> _作業内容_:
下の本文抜粋で個人名によって言及されている人物をすべて挙げてください。表記は本文のとおりとします。

> _本文抜粋_:
インラック首相に伴われ、国王とのご面談も果たされた。安倍首相からは高速鉄道の売込みを図りたい様な提案がなされ、インラック首相からはミャンマーで取り組むDAWEI深海港プロジェクトに、日本の支援を要請した様である。

 

タイではお馴染みの風刺マンガでは、安倍首相が、日-タイ両国が広範囲に亘る分野で協調関係を築きたいと表明した事を受け、インラック首相が、タイ政府が高値で買い上げている10万トンの古米を買ってくれませんか?、と持ちかけ、安倍首相が返答に窮しているものが掲載された。

 

農民票獲得のため米の高値買取策を導入した事により、山と積み上がった在庫を何とか引き取って欲しといった点は、まさにタイ側の本音であると思う。
バンコク都知事選の投票が3月3日に迫っている。一時は総勢25名もの立候補者が名乗りを上げたが、バンコクで圧倒的な強さを誇って来た民主党推薦のスクンパン氏と、現与党タイ貢献党が推すポンサパット氏の2人による事実上の一騎打ちとなっている。

> _データ部_:
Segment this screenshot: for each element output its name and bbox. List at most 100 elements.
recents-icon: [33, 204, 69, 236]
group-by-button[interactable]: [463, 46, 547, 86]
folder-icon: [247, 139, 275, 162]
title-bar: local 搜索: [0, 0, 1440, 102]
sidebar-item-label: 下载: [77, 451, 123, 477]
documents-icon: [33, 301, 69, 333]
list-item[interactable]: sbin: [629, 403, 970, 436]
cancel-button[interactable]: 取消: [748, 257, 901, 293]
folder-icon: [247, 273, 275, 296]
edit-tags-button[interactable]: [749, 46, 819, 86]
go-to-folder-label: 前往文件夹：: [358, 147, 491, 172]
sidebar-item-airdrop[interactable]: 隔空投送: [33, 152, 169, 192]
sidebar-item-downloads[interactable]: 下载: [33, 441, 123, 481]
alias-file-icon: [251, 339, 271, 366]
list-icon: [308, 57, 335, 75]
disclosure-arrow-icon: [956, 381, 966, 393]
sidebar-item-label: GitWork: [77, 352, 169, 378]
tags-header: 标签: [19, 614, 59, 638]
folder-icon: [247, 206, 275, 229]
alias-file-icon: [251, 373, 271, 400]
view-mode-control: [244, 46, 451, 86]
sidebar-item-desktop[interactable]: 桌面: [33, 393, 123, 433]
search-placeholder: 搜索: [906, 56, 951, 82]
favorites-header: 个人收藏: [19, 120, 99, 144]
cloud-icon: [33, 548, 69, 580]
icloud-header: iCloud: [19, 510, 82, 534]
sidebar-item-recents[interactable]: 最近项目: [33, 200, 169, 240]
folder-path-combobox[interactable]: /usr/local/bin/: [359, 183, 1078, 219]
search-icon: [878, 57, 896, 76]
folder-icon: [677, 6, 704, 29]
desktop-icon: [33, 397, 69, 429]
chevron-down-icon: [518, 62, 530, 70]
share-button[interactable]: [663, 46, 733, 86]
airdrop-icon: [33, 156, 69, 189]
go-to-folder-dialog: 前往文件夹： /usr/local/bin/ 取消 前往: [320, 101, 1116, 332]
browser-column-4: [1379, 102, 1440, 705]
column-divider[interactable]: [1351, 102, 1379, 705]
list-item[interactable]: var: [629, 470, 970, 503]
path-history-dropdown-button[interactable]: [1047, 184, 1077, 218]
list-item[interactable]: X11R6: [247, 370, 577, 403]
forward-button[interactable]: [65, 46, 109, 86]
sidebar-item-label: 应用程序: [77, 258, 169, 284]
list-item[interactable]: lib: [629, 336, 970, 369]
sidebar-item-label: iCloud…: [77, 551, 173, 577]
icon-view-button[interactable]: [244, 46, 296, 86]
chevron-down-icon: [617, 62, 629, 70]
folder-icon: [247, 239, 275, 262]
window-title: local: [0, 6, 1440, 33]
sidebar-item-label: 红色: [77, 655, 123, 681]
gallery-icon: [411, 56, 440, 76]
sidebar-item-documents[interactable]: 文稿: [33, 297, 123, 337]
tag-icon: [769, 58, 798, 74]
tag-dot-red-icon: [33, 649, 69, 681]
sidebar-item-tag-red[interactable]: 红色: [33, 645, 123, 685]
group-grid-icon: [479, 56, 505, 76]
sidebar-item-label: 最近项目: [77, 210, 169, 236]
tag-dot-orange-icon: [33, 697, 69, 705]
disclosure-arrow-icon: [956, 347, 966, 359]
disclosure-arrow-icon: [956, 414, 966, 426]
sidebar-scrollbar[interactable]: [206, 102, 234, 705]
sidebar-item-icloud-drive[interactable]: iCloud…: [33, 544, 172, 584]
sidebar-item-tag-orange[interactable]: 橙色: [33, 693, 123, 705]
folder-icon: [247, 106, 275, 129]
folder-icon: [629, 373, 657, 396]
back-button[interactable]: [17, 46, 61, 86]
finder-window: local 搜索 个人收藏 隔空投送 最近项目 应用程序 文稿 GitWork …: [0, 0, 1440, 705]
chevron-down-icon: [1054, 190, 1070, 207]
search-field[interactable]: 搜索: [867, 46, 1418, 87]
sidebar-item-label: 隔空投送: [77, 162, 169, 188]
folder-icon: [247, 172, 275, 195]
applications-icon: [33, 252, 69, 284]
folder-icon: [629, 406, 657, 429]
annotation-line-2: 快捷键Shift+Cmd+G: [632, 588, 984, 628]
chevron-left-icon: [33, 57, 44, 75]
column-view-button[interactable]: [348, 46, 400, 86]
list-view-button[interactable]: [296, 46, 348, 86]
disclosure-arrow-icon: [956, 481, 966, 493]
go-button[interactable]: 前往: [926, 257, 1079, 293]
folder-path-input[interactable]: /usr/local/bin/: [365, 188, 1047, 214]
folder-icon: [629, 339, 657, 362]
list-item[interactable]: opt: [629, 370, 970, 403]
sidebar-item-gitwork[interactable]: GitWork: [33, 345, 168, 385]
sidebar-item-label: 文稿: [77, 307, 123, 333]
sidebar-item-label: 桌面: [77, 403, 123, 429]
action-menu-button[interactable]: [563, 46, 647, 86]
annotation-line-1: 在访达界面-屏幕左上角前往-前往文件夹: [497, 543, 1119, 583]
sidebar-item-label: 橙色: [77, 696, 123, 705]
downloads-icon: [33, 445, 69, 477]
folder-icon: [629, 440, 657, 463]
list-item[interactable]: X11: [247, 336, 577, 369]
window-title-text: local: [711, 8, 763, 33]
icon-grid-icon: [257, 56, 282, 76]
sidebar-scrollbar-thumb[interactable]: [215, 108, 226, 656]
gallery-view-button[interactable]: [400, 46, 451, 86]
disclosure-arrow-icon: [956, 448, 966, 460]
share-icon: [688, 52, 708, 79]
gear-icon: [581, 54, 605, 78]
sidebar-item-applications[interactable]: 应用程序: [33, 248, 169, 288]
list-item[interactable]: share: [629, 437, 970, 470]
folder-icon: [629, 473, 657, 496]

> _解答_:
インラック首相、安倍首相、スクンパン氏、ポンサパット氏